**RECORD EXTRACTS:**
'''

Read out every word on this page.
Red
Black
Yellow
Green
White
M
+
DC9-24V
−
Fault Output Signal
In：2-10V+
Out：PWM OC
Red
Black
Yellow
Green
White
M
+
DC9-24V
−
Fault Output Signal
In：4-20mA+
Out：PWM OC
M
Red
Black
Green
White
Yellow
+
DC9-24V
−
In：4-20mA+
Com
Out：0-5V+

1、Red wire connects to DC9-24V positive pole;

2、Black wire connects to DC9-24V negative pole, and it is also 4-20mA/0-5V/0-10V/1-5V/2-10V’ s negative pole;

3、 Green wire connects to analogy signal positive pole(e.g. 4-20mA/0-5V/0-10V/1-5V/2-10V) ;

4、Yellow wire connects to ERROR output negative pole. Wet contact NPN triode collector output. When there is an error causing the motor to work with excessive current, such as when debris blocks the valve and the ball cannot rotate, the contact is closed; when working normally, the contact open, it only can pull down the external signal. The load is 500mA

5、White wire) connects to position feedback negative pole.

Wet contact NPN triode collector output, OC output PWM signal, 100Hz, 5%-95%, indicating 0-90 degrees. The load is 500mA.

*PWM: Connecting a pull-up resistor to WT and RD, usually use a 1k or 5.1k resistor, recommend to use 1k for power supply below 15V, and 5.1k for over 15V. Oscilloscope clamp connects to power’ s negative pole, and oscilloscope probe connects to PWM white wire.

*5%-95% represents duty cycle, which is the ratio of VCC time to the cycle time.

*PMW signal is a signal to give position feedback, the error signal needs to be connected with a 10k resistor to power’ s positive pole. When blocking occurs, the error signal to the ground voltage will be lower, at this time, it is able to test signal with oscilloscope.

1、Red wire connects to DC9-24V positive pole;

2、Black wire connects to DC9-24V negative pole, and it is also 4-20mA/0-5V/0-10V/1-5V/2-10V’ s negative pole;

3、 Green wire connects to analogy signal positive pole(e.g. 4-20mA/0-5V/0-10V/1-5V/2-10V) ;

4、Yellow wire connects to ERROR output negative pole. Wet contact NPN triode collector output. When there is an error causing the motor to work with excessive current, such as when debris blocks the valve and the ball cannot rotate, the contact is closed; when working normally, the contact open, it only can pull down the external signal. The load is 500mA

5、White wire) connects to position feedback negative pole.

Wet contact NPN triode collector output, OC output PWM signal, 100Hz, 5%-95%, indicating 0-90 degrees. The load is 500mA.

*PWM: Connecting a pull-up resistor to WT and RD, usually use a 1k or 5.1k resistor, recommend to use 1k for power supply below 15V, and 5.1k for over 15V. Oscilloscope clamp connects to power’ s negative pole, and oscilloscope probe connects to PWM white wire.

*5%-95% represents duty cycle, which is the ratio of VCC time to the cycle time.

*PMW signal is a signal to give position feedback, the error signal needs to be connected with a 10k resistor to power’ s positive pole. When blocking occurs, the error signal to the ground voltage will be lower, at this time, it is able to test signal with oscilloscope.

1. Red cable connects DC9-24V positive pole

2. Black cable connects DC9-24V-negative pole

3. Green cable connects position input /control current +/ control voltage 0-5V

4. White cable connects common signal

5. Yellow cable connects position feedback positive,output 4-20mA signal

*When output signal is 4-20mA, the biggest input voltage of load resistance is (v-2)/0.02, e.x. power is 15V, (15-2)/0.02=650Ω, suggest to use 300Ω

'''

**STATED GOAL:** Set down all of the entries exactly, please.

**SOLUTION TO THIS PROBLEM:**
Read out every word on this page.
Red
Black
Yellow
Green
White
M
+
DC9-24V
−
Fault Output Signal
In：2-10V+
Out：PWM OC
Red
Black
Yellow
Green
White
M
+
DC9-24V
−
Fault Output Signal
In：4-20mA+
Out：PWM OC
M
Red
Black
Green
White
Yellow
+
DC9-24V
−
In：4-20mA+
Com
Out：0-5V+

1、Red wire connects to DC9-24V positive pole;

2、Black wire connects to DC9-24V negative pole, and it is also 4-20mA/0-5V/0-10V/1-5V/2-10V’ s negative pole;

3、 Green wire connects to analogy signal positive pole(e.g. 4-20mA/0-5V/0-10V/1-5V/2-10V) ;

4、Yellow wire connects to ERROR output negative pole. Wet contact NPN triode collector output. When there is an error causing the motor to work with excessive current, such as when debris blocks the valve and the ball cannot rotate, the contact is closed; when working normally, the contact open, it only can pull down the external signal. The load is 500mA

5、White wire) connects to position feedback negative pole.

Wet contact NPN triode collector output, OC output PWM signal, 100Hz, 5%-95%, indicating 0-90 degrees. The load is 500mA.

*PWM: Connecting a pull-up resistor to WT and RD, usually use a 1k or 5.1k resistor, recommend to use 1k for power supply below 15V, and 5.1k for over 15V. Oscilloscope clamp connects to power’ s negative pole, and oscilloscope probe connects to PWM white wire.

*5%-95% represents duty cycle, which is the ratio of VCC time to the cycle time.

*PMW signal is a signal to give position feedback, the error signal needs to be connected with a 10k resistor to power’ s positive pole. When blocking occurs, the error signal to the ground voltage will be lower, at this time, it is able to test signal with oscilloscope.

1、Red wire connects to DC9-24V positive pole;

2、Black wire connects to DC9-24V negative pole, and it is also 4-20mA/0-5V/0-10V/1-5V/2-10V’ s negative pole;

3、 Green wire connects to analogy signal positive pole(e.g. 4-20mA/0-5V/0-10V/1-5V/2-10V) ;

4、Yellow wire connects to ERROR output negative pole. Wet contact NPN triode collector output. When there is an error causing the motor to work with excessive current, such as when debris blocks the valve and the ball cannot rotate, the contact is closed; when working normally, the contact open, it only can pull down the external signal. The load is 500mA

5、White wire) connects to position feedback negative pole.

Wet contact NPN triode collector output, OC output PWM signal, 100Hz, 5%-95%, indicating 0-90 degrees. The load is 500mA.

*PWM: Connecting a pull-up resistor to WT and RD, usually use a 1k or 5.1k resistor, recommend to use 1k for power supply below 15V, and 5.1k for over 15V. Oscilloscope clamp connects to power’ s negative pole, and oscilloscope probe connects to PWM white wire.

*5%-95% represents duty cycle, which is the ratio of VCC time to the cycle time.

*PMW signal is a signal to give position feedback, the error signal needs to be connected with a 10k resistor to power’ s positive pole. When blocking occurs, the error signal to the ground voltage will be lower, at this time, it is able to test signal with oscilloscope.

1. Red cable connects DC9-24V positive pole

2. Black cable connects DC9-24V-negative pole

3. Green cable connects position input /control current +/ control voltage 0-5V

4. White cable connects common signal

5. Yellow cable connects position feedback positive,output 4-20mA signal

*When output signal is 4-20mA, the biggest input voltage of load resistance is (v-2)/0.02, e.x. power is 15V, (15-2)/0.02=650Ω, suggest to use 300Ω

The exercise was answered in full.